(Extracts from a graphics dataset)
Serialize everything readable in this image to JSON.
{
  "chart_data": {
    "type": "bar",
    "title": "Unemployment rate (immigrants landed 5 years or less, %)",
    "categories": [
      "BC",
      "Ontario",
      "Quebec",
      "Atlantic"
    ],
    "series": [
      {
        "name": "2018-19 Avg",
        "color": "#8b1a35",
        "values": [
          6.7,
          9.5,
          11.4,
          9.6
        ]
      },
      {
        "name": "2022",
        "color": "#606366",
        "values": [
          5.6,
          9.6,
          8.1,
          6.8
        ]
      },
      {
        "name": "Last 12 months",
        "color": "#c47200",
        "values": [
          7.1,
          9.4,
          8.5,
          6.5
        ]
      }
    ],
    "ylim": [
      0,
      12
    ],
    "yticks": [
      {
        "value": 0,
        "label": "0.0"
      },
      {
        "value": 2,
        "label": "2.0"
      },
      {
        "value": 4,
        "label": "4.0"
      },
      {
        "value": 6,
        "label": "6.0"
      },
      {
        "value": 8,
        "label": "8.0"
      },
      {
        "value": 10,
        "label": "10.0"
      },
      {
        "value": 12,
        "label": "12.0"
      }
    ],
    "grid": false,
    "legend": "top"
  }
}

**EXERCISE PROMPT:**
Reproduce the records in full, exactly as written.

**CORRECT RESULT:**
Serialize everything readable in this image to JSON.
{
  "chart_data": {
    "type": "bar",
    "title": "Unemployment rate (immigrants landed 5 years or less, %)",
    "categories": [
      "BC",
      "Ontario",
      "Quebec",
      "Atlantic"
    ],
    "series": [
      {
        "name": "2018-19 Avg",
        "color": "#8b1a35",
        "values": [
          6.7,
          9.5,
          11.4,
          9.6
        ]
      },
      {
        "name": "2022",
        "color": "#606366",
        "values": [
          5.6,
          9.6,
          8.1,
          6.8
        ]
      },
      {
        "name": "Last 12 months",
        "color": "#c47200",
        "values": [
          7.1,
          9.4,
          8.5,
          6.5
        ]
      }
    ],
    "ylim": [
      0,
      12
    ],
    "yticks": [
      {
        "value": 0,
        "label": "0.0"
      },
      {
        "value": 2,
        "label": "2.0"
      },
      {
        "value": 4,
        "label": "4.0"
      },
      {
        "value": 6,
        "label": "6.0"
      },
      {
        "value": 8,
        "label": "8.0"
      },
      {
        "value": 10,
        "label": "10.0"
      },
      {
        "value": 12,
        "label": "12.0"
      }
    ],
    "grid": false,
    "legend": "top"
  }
}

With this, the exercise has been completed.